Which lines of the material below contain the string "college"? List every such line in full, matching case.

(Layout dataset entries)

━━━━━━━━━━━━━━━━━━━━

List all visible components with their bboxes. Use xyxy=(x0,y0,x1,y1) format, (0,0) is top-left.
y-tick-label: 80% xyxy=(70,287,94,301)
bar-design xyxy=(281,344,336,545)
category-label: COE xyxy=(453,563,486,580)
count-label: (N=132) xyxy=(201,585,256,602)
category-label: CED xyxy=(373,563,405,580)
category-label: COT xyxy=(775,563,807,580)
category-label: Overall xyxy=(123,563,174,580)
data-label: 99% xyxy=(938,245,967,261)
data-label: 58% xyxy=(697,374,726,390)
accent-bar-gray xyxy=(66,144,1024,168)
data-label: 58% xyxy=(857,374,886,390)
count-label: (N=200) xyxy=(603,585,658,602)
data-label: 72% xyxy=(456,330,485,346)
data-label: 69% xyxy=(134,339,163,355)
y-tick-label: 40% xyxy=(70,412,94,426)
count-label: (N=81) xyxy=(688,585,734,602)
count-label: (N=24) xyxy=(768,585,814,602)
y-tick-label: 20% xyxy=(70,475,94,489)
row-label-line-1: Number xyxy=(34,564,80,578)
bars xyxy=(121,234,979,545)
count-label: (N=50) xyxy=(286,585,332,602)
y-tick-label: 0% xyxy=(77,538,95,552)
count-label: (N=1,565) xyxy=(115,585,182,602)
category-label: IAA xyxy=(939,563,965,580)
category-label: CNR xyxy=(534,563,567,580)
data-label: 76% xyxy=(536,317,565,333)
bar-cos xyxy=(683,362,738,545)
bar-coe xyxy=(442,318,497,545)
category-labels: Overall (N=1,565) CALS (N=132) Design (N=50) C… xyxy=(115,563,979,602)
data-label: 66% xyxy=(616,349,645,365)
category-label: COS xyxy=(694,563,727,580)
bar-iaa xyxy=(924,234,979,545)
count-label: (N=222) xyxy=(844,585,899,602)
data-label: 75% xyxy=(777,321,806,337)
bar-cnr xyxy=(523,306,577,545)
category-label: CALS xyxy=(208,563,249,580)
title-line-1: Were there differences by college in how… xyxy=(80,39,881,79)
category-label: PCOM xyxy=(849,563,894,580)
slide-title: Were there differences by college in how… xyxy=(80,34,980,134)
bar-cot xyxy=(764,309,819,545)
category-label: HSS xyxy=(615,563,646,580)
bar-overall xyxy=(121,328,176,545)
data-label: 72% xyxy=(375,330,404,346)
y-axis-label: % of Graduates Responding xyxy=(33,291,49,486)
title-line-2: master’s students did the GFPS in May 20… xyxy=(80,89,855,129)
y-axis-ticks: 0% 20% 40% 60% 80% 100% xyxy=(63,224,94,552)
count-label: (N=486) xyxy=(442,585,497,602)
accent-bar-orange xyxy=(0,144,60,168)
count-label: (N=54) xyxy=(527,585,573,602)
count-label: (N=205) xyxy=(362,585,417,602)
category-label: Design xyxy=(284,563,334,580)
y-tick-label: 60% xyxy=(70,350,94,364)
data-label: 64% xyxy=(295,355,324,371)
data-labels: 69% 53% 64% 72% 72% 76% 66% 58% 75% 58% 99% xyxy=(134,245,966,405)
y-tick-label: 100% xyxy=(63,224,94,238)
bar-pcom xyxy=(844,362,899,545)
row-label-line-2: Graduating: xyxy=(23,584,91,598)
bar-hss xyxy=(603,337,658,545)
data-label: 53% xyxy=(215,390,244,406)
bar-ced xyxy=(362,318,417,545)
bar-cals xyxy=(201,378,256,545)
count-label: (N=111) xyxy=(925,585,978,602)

━━━━━━━━━━━━━━━━━━━━

ANSWER IN FULL:
title-line-1: Were there differences by college in how… xyxy=(80,39,881,79)
slide-title: Were there differences by college in how… xyxy=(80,34,980,134)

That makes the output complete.